* Data:
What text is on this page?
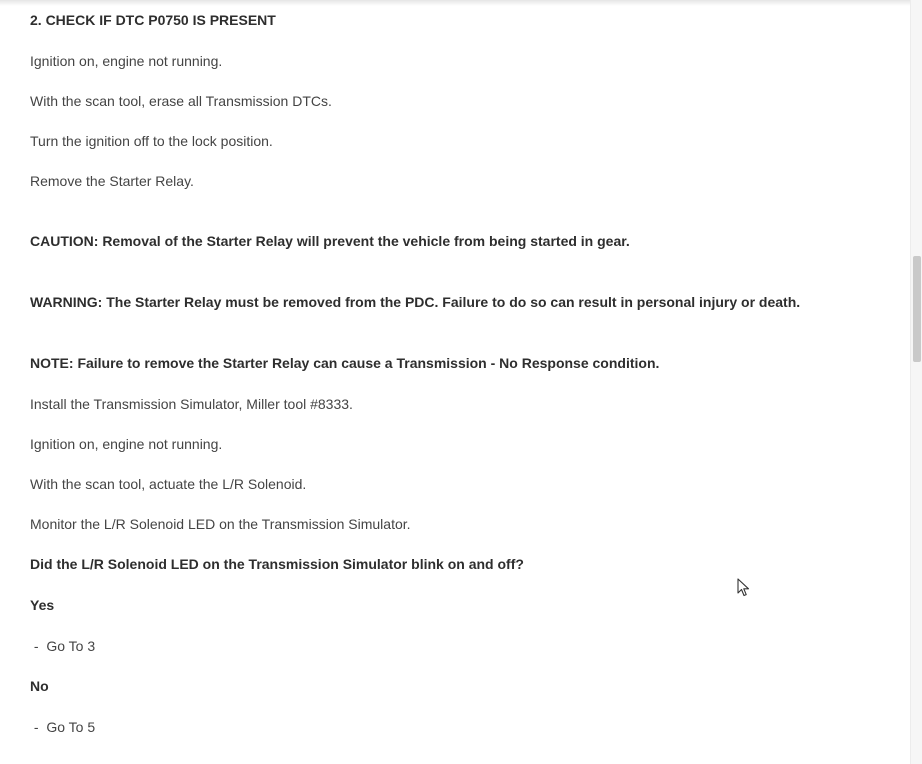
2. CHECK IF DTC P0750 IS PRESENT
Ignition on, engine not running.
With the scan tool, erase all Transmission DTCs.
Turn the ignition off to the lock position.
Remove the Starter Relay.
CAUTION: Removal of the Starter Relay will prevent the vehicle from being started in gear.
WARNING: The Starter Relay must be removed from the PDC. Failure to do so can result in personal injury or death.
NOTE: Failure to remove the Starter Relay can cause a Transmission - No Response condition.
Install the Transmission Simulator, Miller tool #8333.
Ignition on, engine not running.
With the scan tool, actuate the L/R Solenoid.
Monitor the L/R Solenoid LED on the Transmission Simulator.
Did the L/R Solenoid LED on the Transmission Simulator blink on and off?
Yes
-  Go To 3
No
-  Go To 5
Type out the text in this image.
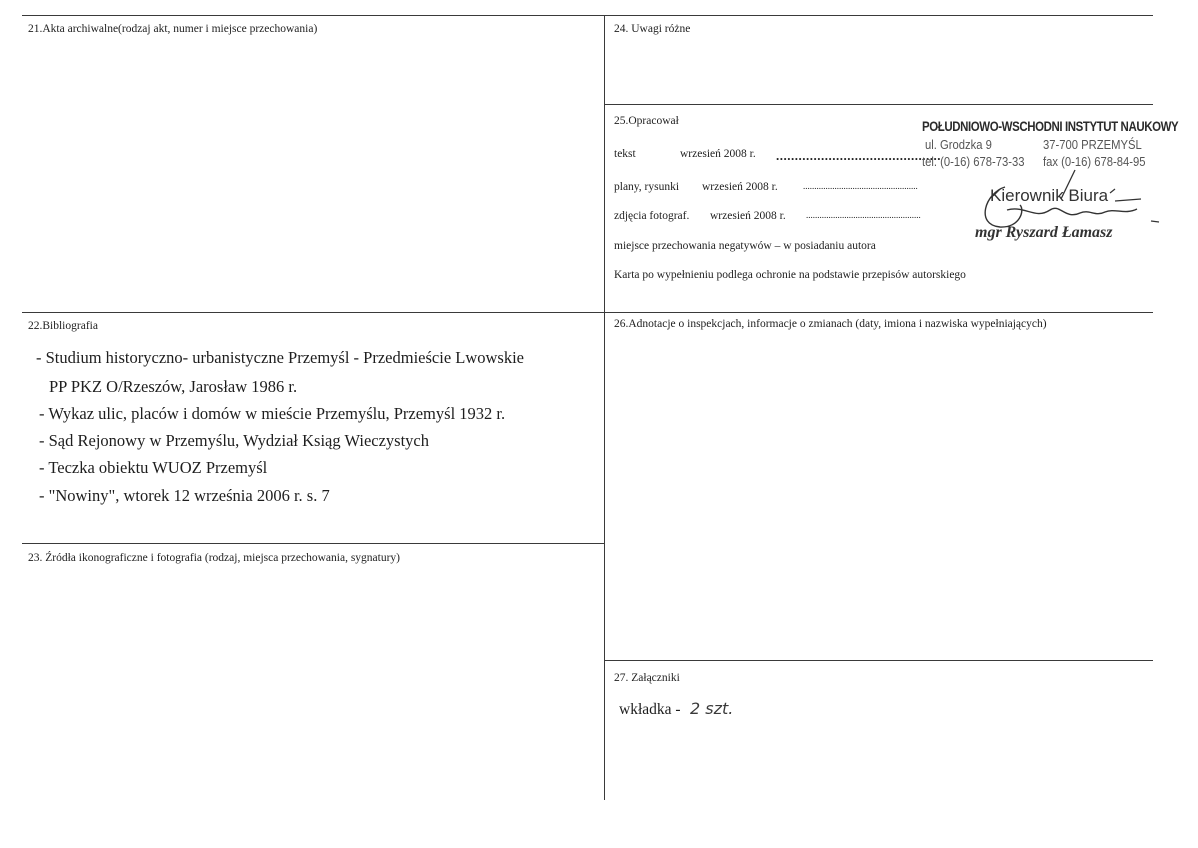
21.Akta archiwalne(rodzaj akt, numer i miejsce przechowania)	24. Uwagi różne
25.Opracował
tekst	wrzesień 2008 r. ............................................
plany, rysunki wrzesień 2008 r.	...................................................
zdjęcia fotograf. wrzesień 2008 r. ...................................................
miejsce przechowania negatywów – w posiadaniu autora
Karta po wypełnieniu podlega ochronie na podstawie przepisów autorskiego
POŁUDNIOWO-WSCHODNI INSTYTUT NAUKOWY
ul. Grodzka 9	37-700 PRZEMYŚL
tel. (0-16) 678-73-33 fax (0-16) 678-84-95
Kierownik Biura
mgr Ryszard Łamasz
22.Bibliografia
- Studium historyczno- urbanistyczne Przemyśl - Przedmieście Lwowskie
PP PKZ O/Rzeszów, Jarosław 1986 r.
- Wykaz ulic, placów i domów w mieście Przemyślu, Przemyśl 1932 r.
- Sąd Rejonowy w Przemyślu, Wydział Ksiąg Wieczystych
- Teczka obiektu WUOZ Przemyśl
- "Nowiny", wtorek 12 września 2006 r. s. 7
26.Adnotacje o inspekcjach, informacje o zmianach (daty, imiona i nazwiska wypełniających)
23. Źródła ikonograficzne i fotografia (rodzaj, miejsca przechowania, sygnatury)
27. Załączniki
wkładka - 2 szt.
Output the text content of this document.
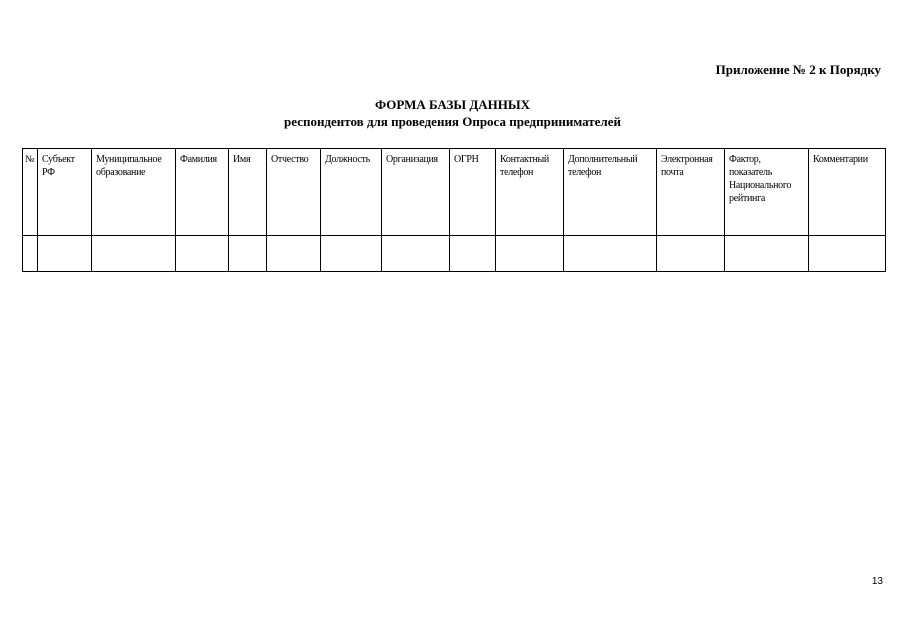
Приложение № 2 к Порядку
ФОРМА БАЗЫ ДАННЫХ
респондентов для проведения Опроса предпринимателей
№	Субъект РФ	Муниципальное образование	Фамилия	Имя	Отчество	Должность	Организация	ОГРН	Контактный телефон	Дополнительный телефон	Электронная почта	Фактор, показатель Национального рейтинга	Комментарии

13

* Task objective: Look through the listing above and count the lines where the string "tool" appears. Report the number only.

* Final result: 3